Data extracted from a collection
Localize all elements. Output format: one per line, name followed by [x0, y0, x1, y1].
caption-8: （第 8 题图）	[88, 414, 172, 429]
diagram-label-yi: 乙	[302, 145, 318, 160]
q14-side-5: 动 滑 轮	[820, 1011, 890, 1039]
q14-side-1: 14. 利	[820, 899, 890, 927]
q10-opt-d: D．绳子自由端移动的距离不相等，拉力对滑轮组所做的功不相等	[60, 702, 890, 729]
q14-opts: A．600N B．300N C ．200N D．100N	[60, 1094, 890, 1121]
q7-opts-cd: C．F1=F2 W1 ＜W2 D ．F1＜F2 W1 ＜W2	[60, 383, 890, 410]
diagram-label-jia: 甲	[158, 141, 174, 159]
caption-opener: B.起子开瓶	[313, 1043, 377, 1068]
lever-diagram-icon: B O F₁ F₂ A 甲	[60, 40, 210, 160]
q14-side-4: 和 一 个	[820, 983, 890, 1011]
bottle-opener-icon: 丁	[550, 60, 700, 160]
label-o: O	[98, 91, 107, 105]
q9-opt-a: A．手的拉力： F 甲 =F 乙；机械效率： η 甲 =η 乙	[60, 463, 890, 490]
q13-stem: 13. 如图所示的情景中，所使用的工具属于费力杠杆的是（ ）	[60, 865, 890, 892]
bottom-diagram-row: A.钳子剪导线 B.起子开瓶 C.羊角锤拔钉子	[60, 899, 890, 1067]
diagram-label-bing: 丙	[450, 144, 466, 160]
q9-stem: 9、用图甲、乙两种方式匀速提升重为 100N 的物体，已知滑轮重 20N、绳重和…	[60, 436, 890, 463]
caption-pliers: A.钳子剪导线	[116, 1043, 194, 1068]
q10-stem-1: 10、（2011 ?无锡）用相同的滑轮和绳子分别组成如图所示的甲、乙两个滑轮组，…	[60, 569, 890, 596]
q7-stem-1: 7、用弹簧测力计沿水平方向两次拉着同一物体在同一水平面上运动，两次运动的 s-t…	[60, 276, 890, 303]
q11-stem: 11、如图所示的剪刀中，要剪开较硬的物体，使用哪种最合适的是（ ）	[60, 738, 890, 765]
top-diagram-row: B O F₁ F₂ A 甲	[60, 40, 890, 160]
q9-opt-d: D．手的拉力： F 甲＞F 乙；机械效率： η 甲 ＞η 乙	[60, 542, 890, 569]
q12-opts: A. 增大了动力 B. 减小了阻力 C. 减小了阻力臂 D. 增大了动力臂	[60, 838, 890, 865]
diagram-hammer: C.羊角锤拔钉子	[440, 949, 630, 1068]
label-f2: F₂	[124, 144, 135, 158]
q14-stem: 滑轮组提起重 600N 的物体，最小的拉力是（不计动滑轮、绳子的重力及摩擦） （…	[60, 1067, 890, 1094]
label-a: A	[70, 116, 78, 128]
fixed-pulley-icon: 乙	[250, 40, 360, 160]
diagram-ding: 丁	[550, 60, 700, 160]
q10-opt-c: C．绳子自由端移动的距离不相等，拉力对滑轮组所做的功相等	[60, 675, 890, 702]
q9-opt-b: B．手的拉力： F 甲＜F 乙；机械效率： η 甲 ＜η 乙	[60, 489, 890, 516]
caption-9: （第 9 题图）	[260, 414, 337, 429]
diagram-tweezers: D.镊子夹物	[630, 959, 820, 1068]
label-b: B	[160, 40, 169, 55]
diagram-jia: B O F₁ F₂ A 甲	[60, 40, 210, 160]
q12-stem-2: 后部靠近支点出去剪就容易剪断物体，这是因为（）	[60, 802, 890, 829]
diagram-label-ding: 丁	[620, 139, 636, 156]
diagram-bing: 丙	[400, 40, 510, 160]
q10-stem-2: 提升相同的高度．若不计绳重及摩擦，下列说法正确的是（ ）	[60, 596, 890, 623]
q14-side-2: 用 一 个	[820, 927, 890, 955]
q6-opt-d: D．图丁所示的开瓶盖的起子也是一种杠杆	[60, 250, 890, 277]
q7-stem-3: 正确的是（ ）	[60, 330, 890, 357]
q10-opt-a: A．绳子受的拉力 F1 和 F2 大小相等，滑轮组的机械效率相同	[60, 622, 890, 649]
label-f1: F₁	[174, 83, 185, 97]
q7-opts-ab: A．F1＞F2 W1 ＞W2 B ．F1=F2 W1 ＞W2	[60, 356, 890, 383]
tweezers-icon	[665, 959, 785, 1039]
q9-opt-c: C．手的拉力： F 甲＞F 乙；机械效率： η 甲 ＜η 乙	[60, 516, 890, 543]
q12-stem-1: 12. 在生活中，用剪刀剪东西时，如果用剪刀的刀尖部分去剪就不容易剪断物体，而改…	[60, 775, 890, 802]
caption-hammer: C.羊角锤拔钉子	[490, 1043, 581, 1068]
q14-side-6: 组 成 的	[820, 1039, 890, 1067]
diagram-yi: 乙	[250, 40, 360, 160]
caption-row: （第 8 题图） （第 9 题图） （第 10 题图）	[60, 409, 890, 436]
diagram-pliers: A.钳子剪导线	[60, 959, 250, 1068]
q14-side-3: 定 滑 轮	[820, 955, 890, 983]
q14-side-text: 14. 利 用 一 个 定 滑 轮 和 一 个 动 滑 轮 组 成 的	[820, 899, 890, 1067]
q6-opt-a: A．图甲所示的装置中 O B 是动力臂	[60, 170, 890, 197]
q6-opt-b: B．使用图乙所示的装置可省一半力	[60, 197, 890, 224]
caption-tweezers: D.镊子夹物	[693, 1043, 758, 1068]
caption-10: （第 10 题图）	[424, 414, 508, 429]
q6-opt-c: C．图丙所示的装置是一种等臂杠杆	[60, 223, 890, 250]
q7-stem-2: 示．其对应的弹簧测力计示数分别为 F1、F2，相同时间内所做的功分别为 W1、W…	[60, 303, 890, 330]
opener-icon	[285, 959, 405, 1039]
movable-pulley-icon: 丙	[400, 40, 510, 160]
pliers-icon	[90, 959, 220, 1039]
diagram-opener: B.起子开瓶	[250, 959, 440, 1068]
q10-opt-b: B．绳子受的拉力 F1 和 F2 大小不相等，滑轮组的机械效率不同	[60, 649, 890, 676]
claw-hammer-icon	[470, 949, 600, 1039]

*Directive*
Output every row above again, character for character, with nothing changed or left out.

*Output of the task*
Localize all elements. Output format: one per line, name followed by [x0, y0, x1, y1].
caption-8: （第 8 题图）	[88, 414, 172, 429]
diagram-label-yi: 乙	[302, 145, 318, 160]
q14-side-5: 动 滑 轮	[820, 1011, 890, 1039]
q14-side-1: 14. 利	[820, 899, 890, 927]
q10-opt-d: D．绳子自由端移动的距离不相等，拉力对滑轮组所做的功不相等	[60, 702, 890, 729]
q14-opts: A．600N B．300N C ．200N D．100N	[60, 1094, 890, 1121]
q7-opts-cd: C．F1=F2 W1 ＜W2 D ．F1＜F2 W1 ＜W2	[60, 383, 890, 410]
diagram-label-jia: 甲	[158, 141, 174, 159]
caption-opener: B.起子开瓶	[313, 1043, 377, 1068]
lever-diagram-icon: B O F₁ F₂ A 甲	[60, 40, 210, 160]
q14-side-4: 和 一 个	[820, 983, 890, 1011]
bottle-opener-icon: 丁	[550, 60, 700, 160]
label-o: O	[98, 91, 107, 105]
q9-opt-a: A．手的拉力： F 甲 =F 乙；机械效率： η 甲 =η 乙	[60, 463, 890, 490]
q13-stem: 13. 如图所示的情景中，所使用的工具属于费力杠杆的是（ ）	[60, 865, 890, 892]
bottom-diagram-row: A.钳子剪导线 B.起子开瓶 C.羊角锤拔钉子	[60, 899, 890, 1067]
diagram-label-bing: 丙	[450, 144, 466, 160]
q9-stem: 9、用图甲、乙两种方式匀速提升重为 100N 的物体，已知滑轮重 20N、绳重和…	[60, 436, 890, 463]
caption-pliers: A.钳子剪导线	[116, 1043, 194, 1068]
q10-stem-1: 10、（2011 ?无锡）用相同的滑轮和绳子分别组成如图所示的甲、乙两个滑轮组，…	[60, 569, 890, 596]
q7-stem-1: 7、用弹簧测力计沿水平方向两次拉着同一物体在同一水平面上运动，两次运动的 s-t…	[60, 276, 890, 303]
q11-stem: 11、如图所示的剪刀中，要剪开较硬的物体，使用哪种最合适的是（ ）	[60, 738, 890, 765]
top-diagram-row: B O F₁ F₂ A 甲	[60, 40, 890, 160]
q9-opt-d: D．手的拉力： F 甲＞F 乙；机械效率： η 甲 ＞η 乙	[60, 542, 890, 569]
q12-opts: A. 增大了动力 B. 减小了阻力 C. 减小了阻力臂 D. 增大了动力臂	[60, 838, 890, 865]
diagram-hammer: C.羊角锤拔钉子	[440, 949, 630, 1068]
label-f2: F₂	[124, 144, 135, 158]
q14-stem: 滑轮组提起重 600N 的物体，最小的拉力是（不计动滑轮、绳子的重力及摩擦） （…	[60, 1067, 890, 1094]
label-a: A	[70, 116, 78, 128]
fixed-pulley-icon: 乙	[250, 40, 360, 160]
diagram-ding: 丁	[550, 60, 700, 160]
q10-opt-c: C．绳子自由端移动的距离不相等，拉力对滑轮组所做的功相等	[60, 675, 890, 702]
q9-opt-b: B．手的拉力： F 甲＜F 乙；机械效率： η 甲 ＜η 乙	[60, 489, 890, 516]
caption-9: （第 9 题图）	[260, 414, 337, 429]
diagram-tweezers: D.镊子夹物	[630, 959, 820, 1068]
label-b: B	[160, 40, 169, 55]
diagram-jia: B O F₁ F₂ A 甲	[60, 40, 210, 160]
q12-stem-2: 后部靠近支点出去剪就容易剪断物体，这是因为（）	[60, 802, 890, 829]
diagram-label-ding: 丁	[620, 139, 636, 156]
diagram-bing: 丙	[400, 40, 510, 160]
q10-stem-2: 提升相同的高度．若不计绳重及摩擦，下列说法正确的是（ ）	[60, 596, 890, 623]
q14-side-2: 用 一 个	[820, 927, 890, 955]
q6-opt-d: D．图丁所示的开瓶盖的起子也是一种杠杆	[60, 250, 890, 277]
q7-stem-3: 正确的是（ ）	[60, 330, 890, 357]
q10-opt-a: A．绳子受的拉力 F1 和 F2 大小相等，滑轮组的机械效率相同	[60, 622, 890, 649]
label-f1: F₁	[174, 83, 185, 97]
q7-opts-ab: A．F1＞F2 W1 ＞W2 B ．F1=F2 W1 ＞W2	[60, 356, 890, 383]
tweezers-icon	[665, 959, 785, 1039]
q9-opt-c: C．手的拉力： F 甲＞F 乙；机械效率： η 甲 ＜η 乙	[60, 516, 890, 543]
q12-stem-1: 12. 在生活中，用剪刀剪东西时，如果用剪刀的刀尖部分去剪就不容易剪断物体，而改…	[60, 775, 890, 802]
caption-hammer: C.羊角锤拔钉子	[490, 1043, 581, 1068]
q14-side-6: 组 成 的	[820, 1039, 890, 1067]
diagram-yi: 乙	[250, 40, 360, 160]
caption-row: （第 8 题图） （第 9 题图） （第 10 题图）	[60, 409, 890, 436]
diagram-pliers: A.钳子剪导线	[60, 959, 250, 1068]
q14-side-3: 定 滑 轮	[820, 955, 890, 983]
q14-side-text: 14. 利 用 一 个 定 滑 轮 和 一 个 动 滑 轮 组 成 的	[820, 899, 890, 1067]
q6-opt-a: A．图甲所示的装置中 O B 是动力臂	[60, 170, 890, 197]
q6-opt-b: B．使用图乙所示的装置可省一半力	[60, 197, 890, 224]
caption-tweezers: D.镊子夹物	[693, 1043, 758, 1068]
caption-10: （第 10 题图）	[424, 414, 508, 429]
q6-opt-c: C．图丙所示的装置是一种等臂杠杆	[60, 223, 890, 250]
q7-stem-2: 示．其对应的弹簧测力计示数分别为 F1、F2，相同时间内所做的功分别为 W1、W…	[60, 303, 890, 330]
opener-icon	[285, 959, 405, 1039]
movable-pulley-icon: 丙	[400, 40, 510, 160]
pliers-icon	[90, 959, 220, 1039]
diagram-opener: B.起子开瓶	[250, 959, 440, 1068]
q10-opt-b: B．绳子受的拉力 F1 和 F2 大小不相等，滑轮组的机械效率不同	[60, 649, 890, 676]
claw-hammer-icon	[470, 949, 600, 1039]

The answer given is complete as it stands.